Turn every line of the material into a numbered list, leaving out any blank lines.

Start of TASK DATA

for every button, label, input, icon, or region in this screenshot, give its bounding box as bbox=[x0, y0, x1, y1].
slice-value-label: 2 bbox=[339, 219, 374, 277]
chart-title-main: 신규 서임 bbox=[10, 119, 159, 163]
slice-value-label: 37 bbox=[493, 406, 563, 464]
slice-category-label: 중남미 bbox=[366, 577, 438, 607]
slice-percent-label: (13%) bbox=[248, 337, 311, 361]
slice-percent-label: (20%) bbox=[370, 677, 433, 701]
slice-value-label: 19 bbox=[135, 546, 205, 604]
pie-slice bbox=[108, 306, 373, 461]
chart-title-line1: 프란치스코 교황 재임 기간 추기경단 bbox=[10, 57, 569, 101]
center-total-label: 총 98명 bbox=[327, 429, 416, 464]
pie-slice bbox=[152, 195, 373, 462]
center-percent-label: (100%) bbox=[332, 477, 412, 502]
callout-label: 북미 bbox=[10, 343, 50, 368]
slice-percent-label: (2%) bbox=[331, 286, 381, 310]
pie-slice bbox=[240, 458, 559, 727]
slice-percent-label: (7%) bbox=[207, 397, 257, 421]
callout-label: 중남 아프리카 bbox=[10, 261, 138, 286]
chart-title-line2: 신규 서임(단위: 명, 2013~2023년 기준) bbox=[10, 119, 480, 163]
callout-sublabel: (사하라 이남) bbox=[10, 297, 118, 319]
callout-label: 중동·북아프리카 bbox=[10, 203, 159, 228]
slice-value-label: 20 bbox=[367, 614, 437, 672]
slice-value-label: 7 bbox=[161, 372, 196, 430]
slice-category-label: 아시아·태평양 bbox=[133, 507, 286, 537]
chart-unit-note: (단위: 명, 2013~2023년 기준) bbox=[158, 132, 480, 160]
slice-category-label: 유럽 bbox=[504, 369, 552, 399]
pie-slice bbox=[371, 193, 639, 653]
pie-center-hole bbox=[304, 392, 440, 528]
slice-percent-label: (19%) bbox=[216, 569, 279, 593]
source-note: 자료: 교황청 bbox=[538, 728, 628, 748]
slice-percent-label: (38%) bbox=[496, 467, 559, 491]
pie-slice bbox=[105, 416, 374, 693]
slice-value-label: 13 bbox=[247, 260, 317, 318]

End of TASK DATA

• **SOLVED PROBLEM**
1. for every button, label, input, icon, or region in this screenshot, give its bounding box as bbox=[x0, y0, x1, y1].
2. slice-value-label: 2 bbox=[339, 219, 374, 277]
3. chart-title-main: 신규 서임 bbox=[10, 119, 159, 163]
4. slice-value-label: 37 bbox=[493, 406, 563, 464]
5. slice-category-label: 중남미 bbox=[366, 577, 438, 607]
6. slice-percent-label: (13%) bbox=[248, 337, 311, 361]
7. slice-percent-label: (20%) bbox=[370, 677, 433, 701]
8. slice-value-label: 19 bbox=[135, 546, 205, 604]
9. pie-slice bbox=[108, 306, 373, 461]
10. chart-title-line1: 프란치스코 교황 재임 기간 추기경단 bbox=[10, 57, 569, 101]
11. center-total-label: 총 98명 bbox=[327, 429, 416, 464]
12. pie-slice bbox=[152, 195, 373, 462]
13. center-percent-label: (100%) bbox=[332, 477, 412, 502]
14. callout-label: 북미 bbox=[10, 343, 50, 368]
15. slice-percent-label: (2%) bbox=[331, 286, 381, 310]
16. pie-slice bbox=[240, 458, 559, 727]
17. slice-percent-label: (7%) bbox=[207, 397, 257, 421]
18. callout-label: 중남 아프리카 bbox=[10, 261, 138, 286]
19. chart-title-line2: 신규 서임(단위: 명, 2013~2023년 기준) bbox=[10, 119, 480, 163]
20. callout-sublabel: (사하라 이남) bbox=[10, 297, 118, 319]
21. callout-label: 중동·북아프리카 bbox=[10, 203, 159, 228]
22. slice-value-label: 20 bbox=[367, 614, 437, 672]
23. slice-value-label: 7 bbox=[161, 372, 196, 430]
24. slice-category-label: 아시아·태평양 bbox=[133, 507, 286, 537]
25. chart-unit-note: (단위: 명, 2013~2023년 기준) bbox=[158, 132, 480, 160]
26. slice-category-label: 유럽 bbox=[504, 369, 552, 399]
27. pie-slice bbox=[371, 193, 639, 653]
28. pie-center-hole bbox=[304, 392, 440, 528]
29. slice-percent-label: (19%) bbox=[216, 569, 279, 593]
30. source-note: 자료: 교황청 bbox=[538, 728, 628, 748]
31. slice-percent-label: (38%) bbox=[496, 467, 559, 491]
32. pie-slice bbox=[105, 416, 374, 693]
33. slice-value-label: 13 bbox=[247, 260, 317, 318]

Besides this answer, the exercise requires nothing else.